== SUPPLIED MATERIAL ==

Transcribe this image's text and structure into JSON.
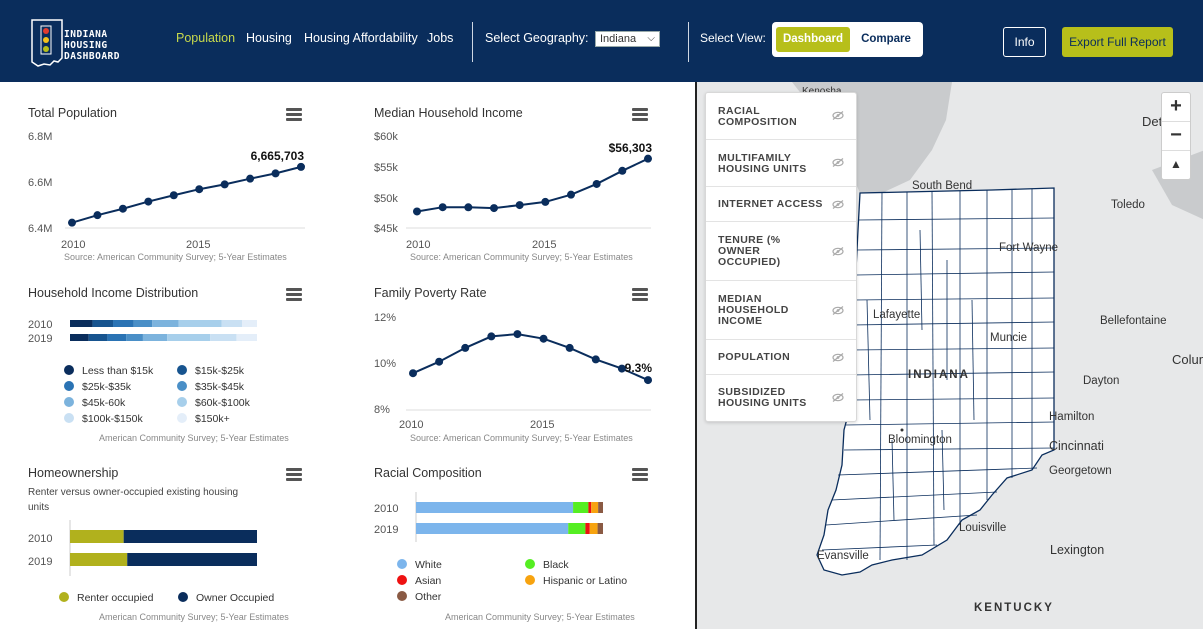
{
  "header": {
    "logo_text": "INDIANA HOUSING DASHBOARD",
    "nav": [
      "Population",
      "Housing",
      "Housing Affordability",
      "Jobs"
    ],
    "active_nav": "Population",
    "geo_label": "Select Geography:",
    "geo_value": "Indiana",
    "view_label": "Select View:",
    "view_dashboard": "Dashboard",
    "view_compare": "Compare",
    "info": "Info",
    "export": "Export Full Report",
    "colors": {
      "navy": "#0a2d5c",
      "olive": "#b7bf1a",
      "active": "#c7d94c"
    }
  },
  "charts": {
    "total_population": {
      "title": "Total Population",
      "source": "Source: American Community Survey; 5-Year Estimates",
      "yticks": [
        "6.8M",
        "6.6M",
        "6.4M"
      ],
      "xticks": [
        "2010",
        "2015"
      ],
      "last_label": "6,665,703"
    },
    "median_income": {
      "title": "Median Household Income",
      "source": "Source: American Community Survey; 5-Year Estimates",
      "yticks": [
        "$60k",
        "$55k",
        "$50k",
        "$45k"
      ],
      "xticks": [
        "2010",
        "2015"
      ],
      "last_label": "$56,303"
    },
    "income_distribution": {
      "title": "Household Income Distribution",
      "source": "American Community Survey; 5-Year Estimates",
      "legend": [
        "Less than $15k",
        "$15k-$25k",
        "$25k-$35k",
        "$35k-$45k",
        "$45k-60k",
        "$60k-$100k",
        "$100k-$150k",
        "$150k+"
      ]
    },
    "poverty": {
      "title": "Family Poverty Rate",
      "source": "Source: American Community Survey; 5-Year Estimates",
      "yticks": [
        "12%",
        "10%",
        "8%"
      ],
      "xticks": [
        "2010",
        "2015"
      ],
      "last_label": "9.3%"
    },
    "homeownership": {
      "title": "Homeownership",
      "subtitle": "Renter versus owner-occupied existing housing units",
      "source": "American Community Survey; 5-Year Estimates",
      "legend": [
        "Renter occupied",
        "Owner Occupied"
      ]
    },
    "racial": {
      "title": "Racial Composition",
      "source": "American Community Survey; 5-Year Estimates",
      "legend": [
        "White",
        "Black",
        "Asian",
        "Hispanic or Latino",
        "Other"
      ]
    }
  },
  "chart_data": [
    {
      "type": "line",
      "title": "Total Population",
      "x": [
        2010,
        2011,
        2012,
        2013,
        2014,
        2015,
        2016,
        2017,
        2018,
        2019
      ],
      "values": [
        6423113,
        6455752,
        6483802,
        6514861,
        6542411,
        6568645,
        6589578,
        6614418,
        6637426,
        6665703
      ],
      "ylim": [
        6400000,
        6800000
      ]
    },
    {
      "type": "line",
      "title": "Median Household Income",
      "x": [
        2010,
        2011,
        2012,
        2013,
        2014,
        2015,
        2016,
        2017,
        2018,
        2019
      ],
      "values": [
        47697,
        48393,
        48374,
        48248,
        48737,
        49255,
        50433,
        52182,
        54325,
        56303
      ],
      "ylim": [
        45000,
        60000
      ]
    },
    {
      "type": "bar",
      "title": "Household Income Distribution",
      "categories": [
        "2010",
        "2019"
      ],
      "series": [
        {
          "name": "Less than $15k",
          "values": [
            12,
            10
          ]
        },
        {
          "name": "$15k-$25k",
          "values": [
            11,
            10
          ]
        },
        {
          "name": "$25k-$35k",
          "values": [
            11,
            10
          ]
        },
        {
          "name": "$35k-$45k",
          "values": [
            10,
            9
          ]
        },
        {
          "name": "$45k-60k",
          "values": [
            14,
            13
          ]
        },
        {
          "name": "$60k-$100k",
          "values": [
            23,
            23
          ]
        },
        {
          "name": "$100k-$150k",
          "values": [
            11,
            14
          ]
        },
        {
          "name": "$150k+",
          "values": [
            8,
            11
          ]
        }
      ],
      "colors": [
        "#0a2d5c",
        "#17548f",
        "#2a73b4",
        "#4a8fc7",
        "#7cb3dd",
        "#a7cfeb",
        "#c9e0f3",
        "#e4eef9"
      ]
    },
    {
      "type": "line",
      "title": "Family Poverty Rate",
      "x": [
        2010,
        2011,
        2012,
        2013,
        2014,
        2015,
        2016,
        2017,
        2018,
        2019
      ],
      "values": [
        9.6,
        10.1,
        10.7,
        11.2,
        11.3,
        11.1,
        10.7,
        10.2,
        9.8,
        9.3
      ],
      "ylim": [
        8,
        12
      ]
    },
    {
      "type": "bar",
      "title": "Homeownership",
      "categories": [
        "2010",
        "2019"
      ],
      "series": [
        {
          "name": "Renter occupied",
          "values": [
            28.7,
            30.6
          ]
        },
        {
          "name": "Owner Occupied",
          "values": [
            71.3,
            69.4
          ]
        }
      ],
      "colors": [
        "#b1b11d",
        "#0a2d5c"
      ]
    },
    {
      "type": "bar",
      "title": "Racial Composition",
      "categories": [
        "2010",
        "2019"
      ],
      "series": [
        {
          "name": "White",
          "values": [
            84.0,
            81.4
          ]
        },
        {
          "name": "Black",
          "values": [
            8.2,
            9.2
          ]
        },
        {
          "name": "Asian",
          "values": [
            1.5,
            2.3
          ]
        },
        {
          "name": "Hispanic or Latino",
          "values": [
            3.7,
            4.2
          ]
        },
        {
          "name": "Other",
          "values": [
            2.6,
            2.9
          ]
        }
      ],
      "colors": [
        "#7cb5ec",
        "#55ee22",
        "#ee1111",
        "#f7a30f",
        "#8a5a44"
      ]
    }
  ],
  "map": {
    "layers": [
      "RACIAL COMPOSITION",
      "MULTIFAMILY HOUSING UNITS",
      "INTERNET ACCESS",
      "TENURE (% OWNER OCCUPIED)",
      "MEDIAN HOUSEHOLD INCOME",
      "POPULATION",
      "SUBSIDIZED HOUSING UNITS"
    ],
    "zoom_in": "+",
    "zoom_out": "−",
    "compass": "▲",
    "places": [
      "Kenosha",
      "Detroit",
      "South Bend",
      "Toledo",
      "Fort Wayne",
      "Bellefontaine",
      "Lafayette",
      "Muncie",
      "Columbus",
      "INDIANA",
      "Dayton",
      "Hamilton",
      "Cincinnati",
      "Bloomington",
      "Georgetown",
      "Louisville",
      "Evansville",
      "Lexington",
      "KENTUCKY"
    ],
    "places_display": {
      "Kenosha": "Kenosha",
      "Detroit": "Det",
      "Columbus": "Colum",
      "Cincinnati": "Cincinnati"
    }
  }
}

===

__DESCRIPTION OF THE TASK__.
Only lines holding the string "Select" are wanted; gather each one from the entries above.

__RESPONSE TO THE TASK__.
    "geo_label": "Select Geography:",
    "view_label": "Select View:",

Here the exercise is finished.